Uhm, the best. It's awesome. Stop what you're doing and go watch it. Now. - @RichardLitt
In a war-torn world of elemental magic, a young boy reawakens to undertake a dangerous mystic quest to fulfill his destiny as the Avatar.
Cursed (2020-?) 
Reimagining of the Lady in the Lake with young King Arthur and Merlin by the legendary Frank Miller. This rendition of Merlin was awesome, very different take from previous versions. The mythical world has some twists and spin on favorites like Lord of the Rings and Witcher. - @will-chow
"A teenage sorceress named Nimue encounters a young Arthur on her quest to find a powerful and ancient sword."
Game of Thrones [9.5]
Pretty good, if overly televised at times and with too much emphasis on sexual violence. Beautifully shot otherwise. - @RichardLitt
Several noble families fight for control of the mythical land of Westeros.
Good Omens [8.2]
A great comedic mini-series with perfect casting wonderfully depicting the motifs of Gaiman and Pratchett's novel with the same name. - @Djolo1802
A tale of the bungling of Armageddon features an angel, a demon, an eleven-year-old Antichrist, and a doom-saying witch.

▶ [Goal of the exercise]: Can you set down the show list word for word, from "Reimagining of the" to "land of Westeros."?

▶ [Dataset excerpts]:
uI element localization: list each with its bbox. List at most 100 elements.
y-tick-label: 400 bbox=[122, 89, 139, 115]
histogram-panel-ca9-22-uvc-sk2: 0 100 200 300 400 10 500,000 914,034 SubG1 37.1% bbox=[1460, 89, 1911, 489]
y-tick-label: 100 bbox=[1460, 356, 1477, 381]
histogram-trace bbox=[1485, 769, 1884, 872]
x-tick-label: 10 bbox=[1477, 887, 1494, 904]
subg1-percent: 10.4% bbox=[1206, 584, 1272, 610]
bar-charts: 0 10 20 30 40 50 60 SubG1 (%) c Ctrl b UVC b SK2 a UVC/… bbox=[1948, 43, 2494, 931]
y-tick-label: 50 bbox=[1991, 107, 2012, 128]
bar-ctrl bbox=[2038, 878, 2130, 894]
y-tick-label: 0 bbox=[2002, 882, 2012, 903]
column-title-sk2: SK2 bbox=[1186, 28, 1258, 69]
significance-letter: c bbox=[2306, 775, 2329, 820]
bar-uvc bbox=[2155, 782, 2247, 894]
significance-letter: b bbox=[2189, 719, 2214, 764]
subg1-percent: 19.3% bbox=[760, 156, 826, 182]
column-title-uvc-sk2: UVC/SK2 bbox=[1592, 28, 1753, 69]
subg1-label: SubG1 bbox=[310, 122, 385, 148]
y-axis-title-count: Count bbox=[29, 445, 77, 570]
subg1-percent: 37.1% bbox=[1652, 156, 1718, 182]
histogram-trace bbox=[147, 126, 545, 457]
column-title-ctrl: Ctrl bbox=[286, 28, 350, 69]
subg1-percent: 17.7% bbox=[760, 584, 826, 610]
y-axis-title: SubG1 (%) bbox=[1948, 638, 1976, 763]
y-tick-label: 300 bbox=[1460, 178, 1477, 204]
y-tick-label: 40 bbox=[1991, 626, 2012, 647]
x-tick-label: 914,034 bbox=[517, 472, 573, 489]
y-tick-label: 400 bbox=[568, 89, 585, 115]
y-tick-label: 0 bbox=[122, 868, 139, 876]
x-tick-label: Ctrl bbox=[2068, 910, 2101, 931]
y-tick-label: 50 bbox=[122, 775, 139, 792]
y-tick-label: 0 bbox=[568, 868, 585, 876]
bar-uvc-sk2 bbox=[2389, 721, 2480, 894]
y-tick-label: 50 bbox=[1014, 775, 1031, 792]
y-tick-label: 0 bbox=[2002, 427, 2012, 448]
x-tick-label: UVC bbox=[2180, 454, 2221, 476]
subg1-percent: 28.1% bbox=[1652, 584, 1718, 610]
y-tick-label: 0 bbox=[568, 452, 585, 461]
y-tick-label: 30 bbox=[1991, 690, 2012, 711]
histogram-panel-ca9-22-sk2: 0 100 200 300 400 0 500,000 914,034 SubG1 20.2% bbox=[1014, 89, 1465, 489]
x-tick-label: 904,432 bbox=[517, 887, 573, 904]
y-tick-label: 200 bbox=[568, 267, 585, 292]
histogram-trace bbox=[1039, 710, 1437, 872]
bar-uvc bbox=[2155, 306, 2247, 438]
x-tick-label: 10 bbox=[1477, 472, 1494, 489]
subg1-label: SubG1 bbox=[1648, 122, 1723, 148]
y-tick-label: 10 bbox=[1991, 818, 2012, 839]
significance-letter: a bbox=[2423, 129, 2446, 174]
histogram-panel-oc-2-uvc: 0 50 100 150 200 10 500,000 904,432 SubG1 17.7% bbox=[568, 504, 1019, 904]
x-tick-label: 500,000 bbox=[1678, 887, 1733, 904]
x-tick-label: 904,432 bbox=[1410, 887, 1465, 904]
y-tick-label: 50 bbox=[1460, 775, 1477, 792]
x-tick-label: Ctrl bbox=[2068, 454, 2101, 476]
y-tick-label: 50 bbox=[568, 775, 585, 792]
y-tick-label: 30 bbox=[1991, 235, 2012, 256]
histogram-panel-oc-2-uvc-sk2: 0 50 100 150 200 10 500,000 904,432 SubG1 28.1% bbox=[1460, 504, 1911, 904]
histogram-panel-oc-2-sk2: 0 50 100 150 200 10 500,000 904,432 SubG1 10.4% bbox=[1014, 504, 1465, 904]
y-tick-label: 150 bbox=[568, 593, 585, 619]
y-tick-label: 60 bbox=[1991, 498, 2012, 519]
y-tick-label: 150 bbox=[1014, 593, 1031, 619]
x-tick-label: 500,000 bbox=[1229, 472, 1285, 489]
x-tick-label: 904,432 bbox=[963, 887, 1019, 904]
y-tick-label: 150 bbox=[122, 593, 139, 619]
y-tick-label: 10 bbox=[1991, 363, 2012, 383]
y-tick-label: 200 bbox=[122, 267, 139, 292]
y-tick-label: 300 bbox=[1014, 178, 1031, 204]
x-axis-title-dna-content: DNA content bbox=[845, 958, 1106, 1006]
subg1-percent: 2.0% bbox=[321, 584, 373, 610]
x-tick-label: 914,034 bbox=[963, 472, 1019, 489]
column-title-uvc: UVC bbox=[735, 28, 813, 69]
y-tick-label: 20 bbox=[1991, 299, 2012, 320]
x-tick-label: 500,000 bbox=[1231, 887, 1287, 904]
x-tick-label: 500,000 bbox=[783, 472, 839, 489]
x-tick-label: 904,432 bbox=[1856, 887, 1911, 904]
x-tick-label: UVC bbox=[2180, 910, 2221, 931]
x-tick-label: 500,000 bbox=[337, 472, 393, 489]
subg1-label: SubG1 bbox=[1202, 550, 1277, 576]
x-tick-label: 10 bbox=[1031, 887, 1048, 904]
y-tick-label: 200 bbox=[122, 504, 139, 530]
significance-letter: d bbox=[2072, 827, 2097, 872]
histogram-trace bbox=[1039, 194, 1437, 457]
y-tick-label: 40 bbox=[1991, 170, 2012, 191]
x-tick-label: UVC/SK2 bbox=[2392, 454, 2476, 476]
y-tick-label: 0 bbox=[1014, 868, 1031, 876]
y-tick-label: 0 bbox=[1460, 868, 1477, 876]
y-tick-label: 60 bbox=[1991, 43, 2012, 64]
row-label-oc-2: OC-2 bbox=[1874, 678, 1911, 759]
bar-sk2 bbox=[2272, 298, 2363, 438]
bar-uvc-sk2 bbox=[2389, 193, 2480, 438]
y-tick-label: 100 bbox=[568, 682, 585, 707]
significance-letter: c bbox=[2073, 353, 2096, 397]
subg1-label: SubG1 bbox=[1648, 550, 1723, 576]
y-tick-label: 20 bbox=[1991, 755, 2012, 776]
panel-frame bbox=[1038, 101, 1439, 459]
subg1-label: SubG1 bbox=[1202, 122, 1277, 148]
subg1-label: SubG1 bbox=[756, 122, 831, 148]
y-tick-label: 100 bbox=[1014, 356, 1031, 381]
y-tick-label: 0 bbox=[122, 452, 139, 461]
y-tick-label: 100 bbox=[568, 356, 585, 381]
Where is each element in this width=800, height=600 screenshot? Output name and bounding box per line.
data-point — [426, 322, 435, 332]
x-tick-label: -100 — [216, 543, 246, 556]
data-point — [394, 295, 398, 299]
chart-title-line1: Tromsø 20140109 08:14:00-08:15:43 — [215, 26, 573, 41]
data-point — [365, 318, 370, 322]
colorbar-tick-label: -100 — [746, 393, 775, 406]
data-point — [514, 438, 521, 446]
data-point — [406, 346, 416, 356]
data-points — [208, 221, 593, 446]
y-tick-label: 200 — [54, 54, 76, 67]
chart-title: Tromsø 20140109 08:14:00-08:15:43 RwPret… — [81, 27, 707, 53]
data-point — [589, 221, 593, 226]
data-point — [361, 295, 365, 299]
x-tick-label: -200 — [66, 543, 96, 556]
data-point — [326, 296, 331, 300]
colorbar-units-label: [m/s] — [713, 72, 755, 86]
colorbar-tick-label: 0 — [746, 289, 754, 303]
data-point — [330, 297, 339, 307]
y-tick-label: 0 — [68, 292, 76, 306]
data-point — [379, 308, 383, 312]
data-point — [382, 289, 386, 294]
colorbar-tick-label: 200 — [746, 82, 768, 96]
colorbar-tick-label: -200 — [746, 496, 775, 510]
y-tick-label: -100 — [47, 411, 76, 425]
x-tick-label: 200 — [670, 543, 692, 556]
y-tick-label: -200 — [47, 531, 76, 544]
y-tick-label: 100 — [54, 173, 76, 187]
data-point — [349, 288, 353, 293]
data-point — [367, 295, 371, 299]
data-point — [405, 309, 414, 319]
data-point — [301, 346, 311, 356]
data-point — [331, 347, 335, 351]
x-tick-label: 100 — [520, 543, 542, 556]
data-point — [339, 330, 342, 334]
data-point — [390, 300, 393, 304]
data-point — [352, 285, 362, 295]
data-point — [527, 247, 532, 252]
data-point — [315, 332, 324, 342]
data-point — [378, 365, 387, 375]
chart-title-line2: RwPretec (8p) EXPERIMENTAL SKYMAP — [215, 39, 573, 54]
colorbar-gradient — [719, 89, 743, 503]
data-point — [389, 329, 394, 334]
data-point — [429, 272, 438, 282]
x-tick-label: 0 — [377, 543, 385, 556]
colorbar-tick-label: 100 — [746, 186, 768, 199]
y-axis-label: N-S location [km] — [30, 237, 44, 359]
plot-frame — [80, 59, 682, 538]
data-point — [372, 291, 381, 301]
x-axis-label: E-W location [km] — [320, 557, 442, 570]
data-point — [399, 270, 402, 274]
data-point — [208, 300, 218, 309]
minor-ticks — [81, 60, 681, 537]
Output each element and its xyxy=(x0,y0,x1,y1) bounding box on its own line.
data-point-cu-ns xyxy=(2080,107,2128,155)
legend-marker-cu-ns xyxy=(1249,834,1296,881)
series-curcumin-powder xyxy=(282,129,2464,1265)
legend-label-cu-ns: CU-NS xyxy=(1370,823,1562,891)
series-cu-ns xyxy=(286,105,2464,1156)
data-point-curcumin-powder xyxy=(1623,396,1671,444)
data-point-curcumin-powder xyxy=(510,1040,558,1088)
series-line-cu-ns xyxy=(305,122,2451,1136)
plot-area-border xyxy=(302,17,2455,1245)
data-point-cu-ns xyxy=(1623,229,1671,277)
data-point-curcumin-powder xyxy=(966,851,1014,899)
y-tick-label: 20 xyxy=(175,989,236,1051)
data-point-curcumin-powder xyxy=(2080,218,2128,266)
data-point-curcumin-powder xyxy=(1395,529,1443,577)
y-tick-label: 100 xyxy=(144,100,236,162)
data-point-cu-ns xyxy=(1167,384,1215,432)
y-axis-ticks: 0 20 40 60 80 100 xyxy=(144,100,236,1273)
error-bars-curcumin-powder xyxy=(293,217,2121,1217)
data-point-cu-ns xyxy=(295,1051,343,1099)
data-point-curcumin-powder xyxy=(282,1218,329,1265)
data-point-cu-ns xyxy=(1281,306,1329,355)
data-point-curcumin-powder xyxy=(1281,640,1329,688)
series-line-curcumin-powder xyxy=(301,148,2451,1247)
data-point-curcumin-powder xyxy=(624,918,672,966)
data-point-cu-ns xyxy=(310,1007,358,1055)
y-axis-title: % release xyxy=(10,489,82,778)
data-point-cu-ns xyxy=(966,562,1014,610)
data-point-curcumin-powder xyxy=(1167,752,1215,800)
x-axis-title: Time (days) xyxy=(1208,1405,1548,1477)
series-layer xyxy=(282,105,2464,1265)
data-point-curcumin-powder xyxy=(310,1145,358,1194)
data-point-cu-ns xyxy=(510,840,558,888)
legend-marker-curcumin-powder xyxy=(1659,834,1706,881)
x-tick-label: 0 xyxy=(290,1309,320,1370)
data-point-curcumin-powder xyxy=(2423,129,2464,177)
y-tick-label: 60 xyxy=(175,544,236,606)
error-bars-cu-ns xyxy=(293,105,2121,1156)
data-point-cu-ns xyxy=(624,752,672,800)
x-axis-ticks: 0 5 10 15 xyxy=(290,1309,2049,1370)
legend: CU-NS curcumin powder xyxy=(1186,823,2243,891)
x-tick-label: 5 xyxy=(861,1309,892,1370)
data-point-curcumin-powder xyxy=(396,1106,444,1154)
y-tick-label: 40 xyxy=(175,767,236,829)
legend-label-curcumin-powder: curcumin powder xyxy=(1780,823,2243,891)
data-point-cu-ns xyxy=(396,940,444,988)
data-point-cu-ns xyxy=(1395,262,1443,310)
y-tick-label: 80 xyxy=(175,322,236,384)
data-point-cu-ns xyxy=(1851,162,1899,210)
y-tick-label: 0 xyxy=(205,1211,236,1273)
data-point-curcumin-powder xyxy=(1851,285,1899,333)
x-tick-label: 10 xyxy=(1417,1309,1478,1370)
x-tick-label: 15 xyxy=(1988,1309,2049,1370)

▶ [Solution to the exercise]:
Reimagining of the Lady in the Lake with young King Arthur and Merlin by the legendary Frank Miller. This rendition of Merlin was awesome, very different take from previous versions. The mythical world has some twists and spin on favorites like Lord of the Rings and Witcher. - @will-chow
"A teenage sorceress named Nimue encounters a young Arthur on her quest to find a powerful and ancient sword."
Game of Thrones [9.5]
Pretty good, if overly televised at times and with too much emphasis on sexual violence. Beautifully shot otherwise. - @RichardLitt
Several noble families fight for control of the mythical land of Westeros.